>> BEGIN Data shown
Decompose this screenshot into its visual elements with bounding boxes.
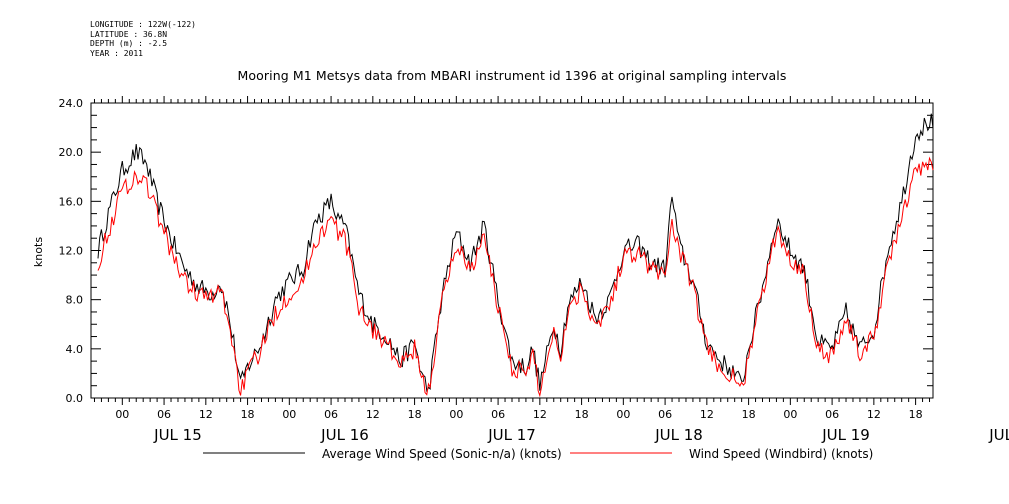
y-tick-label: 0.0 (66, 392, 84, 405)
x-tick-label: 06 (825, 408, 839, 421)
x-tick-label: 18 (909, 408, 923, 421)
chart-title: Mooring M1 Metsys data from MBARI instru… (237, 68, 787, 83)
x-day-label: JUL 16 (320, 426, 369, 444)
x-tick-label: 12 (533, 408, 547, 421)
series-line-windbird-wind-speed (97, 156, 934, 398)
legend-label-windbird: Wind Speed (Windbird) (knots) (689, 447, 873, 461)
x-tick-label: 00 (282, 408, 296, 421)
x-tick-label: 00 (449, 408, 463, 421)
x-tick-label: 18 (241, 408, 255, 421)
x-day-label: JUL 15 (153, 426, 202, 444)
longitude-text: LONGITUDE : 122W(-122) (90, 20, 196, 29)
y-axis: 0.0 4.0 8.0 12.0 16.0 20.0 24.0 (59, 97, 933, 405)
x-tick-label: 18 (742, 408, 756, 421)
y-axis-label: knots (32, 237, 45, 267)
x-tick-label: 12 (700, 408, 714, 421)
x-day-label: JUL 20 (988, 426, 1009, 444)
x-tick-label: 06 (658, 408, 672, 421)
y-tick-label: 8.0 (66, 294, 84, 307)
location-metadata: LONGITUDE : 122W(-122) LATITUDE : 36.8N … (90, 20, 196, 58)
x-tick-label: 00 (616, 408, 630, 421)
x-tick-label: 12 (867, 408, 881, 421)
latitude-text: LATITUDE : 36.8N (90, 29, 168, 39)
x-tick-label: 18 (408, 408, 422, 421)
x-tick-label: 00 (115, 408, 129, 421)
y-tick-label: 12.0 (59, 245, 84, 258)
x-tick-label: 18 (575, 408, 589, 421)
series-line-average-wind-speed (97, 113, 934, 393)
legend-label-average-wind: Average Wind Speed (Sonic-n/a) (knots) (322, 447, 562, 461)
x-tick-label: 00 (783, 408, 797, 421)
y-tick-label: 24.0 (59, 97, 84, 110)
y-tick-label: 4.0 (66, 343, 84, 356)
series-layer (97, 113, 934, 398)
year-text: YEAR : 2011 (90, 48, 143, 58)
x-tick-label: 06 (324, 408, 338, 421)
x-tick-label: 06 (491, 408, 505, 421)
depth-text: DEPTH (m) : -2.5 (90, 39, 168, 48)
x-tick-label: 12 (199, 408, 213, 421)
x-day-label: JUL 18 (654, 426, 703, 444)
plot-border (90, 102, 934, 399)
y-tick-label: 16.0 (59, 195, 84, 208)
legend: Average Wind Speed (Sonic-n/a) (knots) W… (203, 447, 873, 461)
plot-frame (90, 102, 934, 399)
x-tick-label: 12 (366, 408, 380, 421)
y-tick-label: 20.0 (59, 146, 84, 159)
x-axis: 00 06 12 18 00 06 12 18 00 06 12 18 00 06 12 18 00 06 12 18… (93, 96, 1009, 444)
x-day-label: JUL 17 (487, 426, 536, 444)
x-tick-label: 06 (157, 408, 171, 421)
x-day-label: JUL 19 (821, 426, 870, 444)
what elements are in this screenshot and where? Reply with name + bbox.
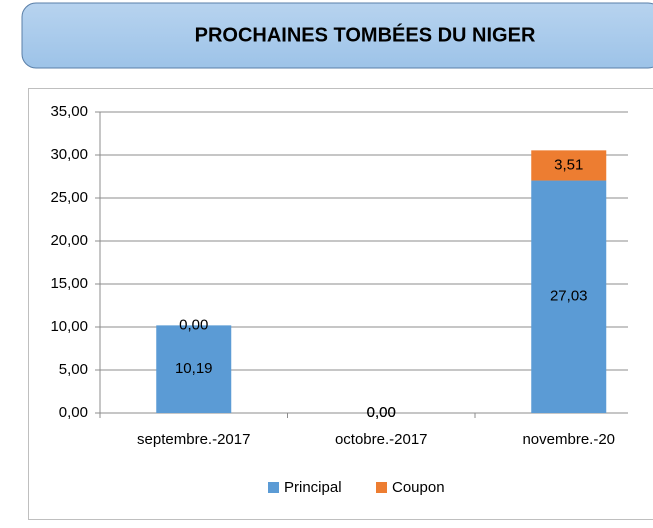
bar-segment [531,180,607,413]
x-tick-label: octobre.-2017 [335,431,428,448]
legend-label: Coupon [392,479,445,496]
data-label: 27,03 [550,288,588,305]
bar-segment [156,325,232,413]
title-box [21,2,653,69]
legend-swatch [268,482,279,493]
x-tick-label: septembre.-2017 [137,431,250,448]
legend-swatch [376,482,387,493]
bar-segment [531,150,607,181]
data-label: 0,00 [179,316,208,333]
data-label: 3,51 [554,156,583,173]
plot: 0,00 5,00 10,00 15,00 20,00 25,00 30,00 35,00 se… [50,103,628,448]
y-tick-label: 0,00 [59,404,88,421]
y-tick-label: 30,00 [50,146,88,163]
y-tick-label: 25,00 [50,189,88,206]
y-tick-label: 5,00 [59,361,88,378]
legend-label: Principal [284,479,342,496]
y-tick-label: 20,00 [50,232,88,249]
data-label: 10,19 [175,360,213,377]
chart-title: PROCHAINES TOMBÉES DU NIGER [195,23,536,46]
data-label: 0,00 [367,404,396,421]
x-tick-label: novembre.-20 [522,431,615,448]
y-tick-label: 15,00 [50,275,88,292]
y-tick-label: 10,00 [50,318,88,335]
data-label: 0,00 [367,404,396,421]
y-tick-label: 35,00 [50,103,88,120]
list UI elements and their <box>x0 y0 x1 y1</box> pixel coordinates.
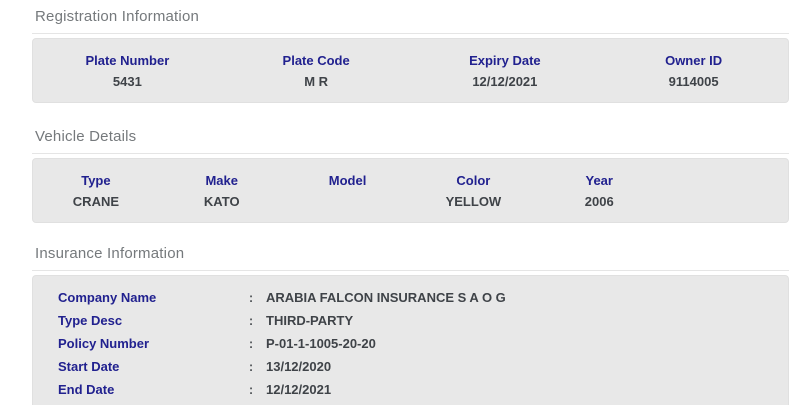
row-value: P-01-1-1005-20-20 <box>266 336 376 351</box>
field-make: Make KATO <box>159 170 285 212</box>
insurance-section-title: Insurance Information <box>32 243 789 271</box>
row-start-date: Start Date : 13/12/2020 <box>58 358 788 381</box>
row-label: Company Name <box>58 290 157 305</box>
field-model: Model <box>285 170 411 212</box>
field-value: 9114005 <box>668 74 719 89</box>
field-color: Color YELLOW <box>410 170 536 212</box>
field-label: Owner ID <box>665 53 723 68</box>
row-end-date: End Date : 12/12/2021 <box>58 381 788 404</box>
field-plate-code: Plate Code M R <box>222 50 411 92</box>
insurance-panel: Company Name : ARABIA FALCON INSURANCE S… <box>32 275 789 405</box>
field-label: Color <box>456 173 491 188</box>
row-label: Type Desc <box>58 313 123 328</box>
field-year: Year 2006 <box>536 170 662 212</box>
field-value: 2006 <box>584 194 614 209</box>
field-value: KATO <box>203 194 240 209</box>
row-value: THIRD-PARTY <box>266 313 354 328</box>
vehicle-section-title: Vehicle Details <box>32 126 789 154</box>
field-expiry-date: Expiry Date 12/12/2021 <box>411 50 600 92</box>
registration-section-title: Registration Information <box>32 6 789 34</box>
field-type: Type CRANE <box>33 170 159 212</box>
colon-separator: : <box>248 290 254 305</box>
field-label: Plate Code <box>282 53 350 68</box>
vehicle-panel: Type CRANE Make KATO Model Color YELLOW … <box>32 158 789 223</box>
field-plate-number: Plate Number 5431 <box>33 50 222 92</box>
field-value <box>285 191 411 212</box>
row-company-name: Company Name : ARABIA FALCON INSURANCE S… <box>58 289 788 312</box>
field-label: Type <box>81 173 111 188</box>
field-value: M R <box>304 74 329 89</box>
field-value: CRANE <box>72 194 120 209</box>
section-vehicle-details: Vehicle Details Type CRANE Make KATO Mod… <box>32 126 789 223</box>
colon-separator: : <box>248 359 254 374</box>
colon-separator: : <box>248 313 254 328</box>
registration-panel: Plate Number 5431 Plate Code M R Expiry … <box>32 38 789 103</box>
field-owner-id: Owner ID 9114005 <box>599 50 788 92</box>
section-registration: Registration Information Plate Number 54… <box>32 6 789 103</box>
field-label: Make <box>205 173 238 188</box>
section-insurance: Insurance Information Company Name : ARA… <box>32 243 789 405</box>
field-label: Expiry Date <box>469 53 541 68</box>
field-label: Model <box>328 173 367 188</box>
row-value: 13/12/2020 <box>266 359 332 374</box>
colon-separator: : <box>248 382 254 397</box>
row-value: 12/12/2021 <box>266 382 332 397</box>
row-label: End Date <box>58 382 115 397</box>
row-policy-number: Policy Number : P-01-1-1005-20-20 <box>58 335 788 358</box>
row-label: Start Date <box>58 359 120 374</box>
row-type-desc: Type Desc : THIRD-PARTY <box>58 312 788 335</box>
field-label: Year <box>585 173 613 188</box>
field-label: Plate Number <box>85 53 170 68</box>
row-value: ARABIA FALCON INSURANCE S A O G <box>266 290 506 305</box>
field-value: 5431 <box>112 74 142 89</box>
field-value: YELLOW <box>445 194 502 209</box>
field-value: 12/12/2021 <box>472 74 538 89</box>
row-label: Policy Number <box>58 336 150 351</box>
colon-separator: : <box>248 336 254 351</box>
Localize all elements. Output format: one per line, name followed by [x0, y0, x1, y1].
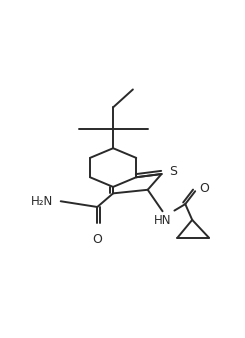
Text: HN: HN — [154, 214, 171, 227]
Text: S: S — [169, 165, 177, 178]
Text: O: O — [92, 233, 102, 246]
Text: O: O — [199, 182, 209, 195]
Text: H₂N: H₂N — [31, 195, 53, 208]
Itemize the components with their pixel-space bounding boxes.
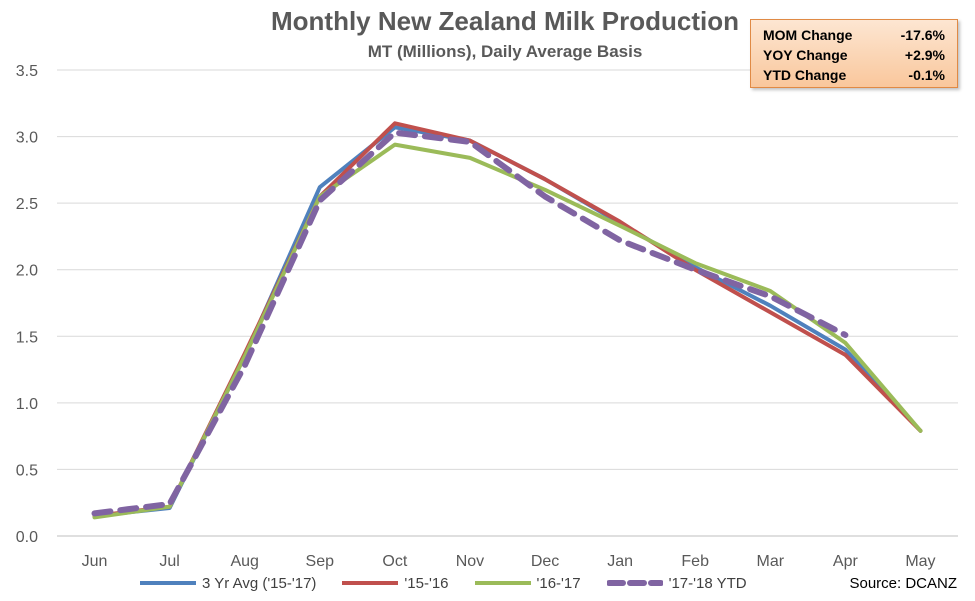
legend-swatch [474, 581, 531, 585]
series-lines [91, 121, 923, 520]
legend-label: '17-'18 YTD [668, 574, 747, 592]
y-tick-label: 1.5 [16, 329, 38, 346]
x-tick-label: Nov [456, 553, 484, 570]
legend-item-3yr-avg: 3 Yr Avg ('15-'17) [140, 575, 316, 592]
stat-label: MOM Change [763, 27, 853, 43]
x-tick-label: Jan [607, 553, 633, 570]
y-axis-ticks: 0.0 0.5 1.0 1.5 2.0 2.5 3.0 3.5 [16, 63, 38, 546]
series-line [92, 125, 923, 518]
legend-label: 3 Yr Avg ('15-'17) [202, 574, 317, 592]
legend-swatch [342, 581, 399, 585]
legend-swatch [606, 580, 663, 586]
legend-item-15-16: '15-'16 [342, 574, 449, 592]
y-tick-label: 2.5 [16, 196, 38, 213]
stat-row-mom: MOM Change -17.6% [763, 25, 945, 45]
stat-value: -17.6% [900, 27, 945, 43]
chart-legend: 3 Yr Avg ('15-'17) '15-'16 '16-'17 '17-'… [140, 572, 773, 594]
legend-item-16-17: '16-'17 [474, 574, 581, 592]
y-tick-label: 1.0 [16, 396, 38, 413]
x-tick-label: Aug [230, 553, 258, 570]
legend-swatch [140, 581, 196, 585]
change-stats-box: MOM Change -17.6% YOY Change +2.9% YTD C… [750, 19, 958, 88]
legend-label: '16-'17 [536, 574, 581, 592]
series-line [91, 129, 849, 517]
x-tick-label: Jun [82, 553, 108, 570]
chart-title: Monthly New Zealand Milk Production [270, 6, 740, 36]
x-tick-label: May [905, 553, 935, 570]
y-tick-label: 3.0 [16, 130, 38, 147]
stat-row-yoy: YOY Change +2.9% [763, 45, 945, 65]
legend-item-17-18-ytd: '17-'18 YTD [606, 574, 747, 592]
x-tick-label: Dec [531, 553, 559, 570]
y-tick-label: 0.5 [16, 462, 38, 479]
legend-label: '15-'16 [404, 574, 449, 592]
stat-row-ytd: YTD Change -0.1% [763, 65, 945, 85]
stat-value: +2.9% [904, 47, 945, 63]
y-tick-label: 0.0 [16, 529, 38, 546]
x-tick-label: Sep [306, 553, 335, 570]
stat-value: -0.1% [908, 67, 945, 83]
y-tick-label: 3.5 [16, 63, 38, 80]
stat-label: YOY Change [763, 47, 848, 63]
x-tick-label: Feb [681, 553, 709, 570]
stat-label: YTD Change [763, 67, 847, 83]
x-tick-label: Apr [833, 553, 859, 570]
y-tick-label: 2.0 [16, 263, 38, 280]
x-tick-label: Oct [382, 553, 407, 570]
x-tick-label: Jul [159, 553, 179, 570]
source-note: Source: DCANZ [849, 575, 957, 592]
x-tick-label: Mar [757, 553, 785, 570]
x-axis-ticks: Jun Jul Aug Sep Oct Nov Dec Jan Feb Mar Apr May [82, 553, 936, 570]
chart-subtitle: MT (Millions), Daily Average Basis [367, 42, 643, 61]
series-line [92, 142, 923, 520]
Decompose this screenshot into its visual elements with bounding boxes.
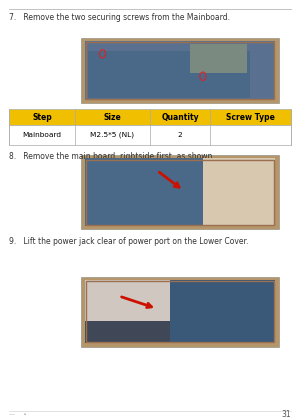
>> END Data shown
**Exercise objective:**
Could you repeat the lines of the data above, from the line with "row-value: P-01-1-1005-20-20 <box>266" up to and including the line with "row-start-date: Start Date", without changing anything?

**Exercise response:**
row-value: P-01-1-1005-20-20 <box>266 336 376 351</box>
field-make: Make KATO <box>159 170 285 212</box>
insurance-section-title: Insurance Information <box>32 243 789 271</box>
row-start-date: Start Date : 13/12/2020 <box>58 358 788 381</box>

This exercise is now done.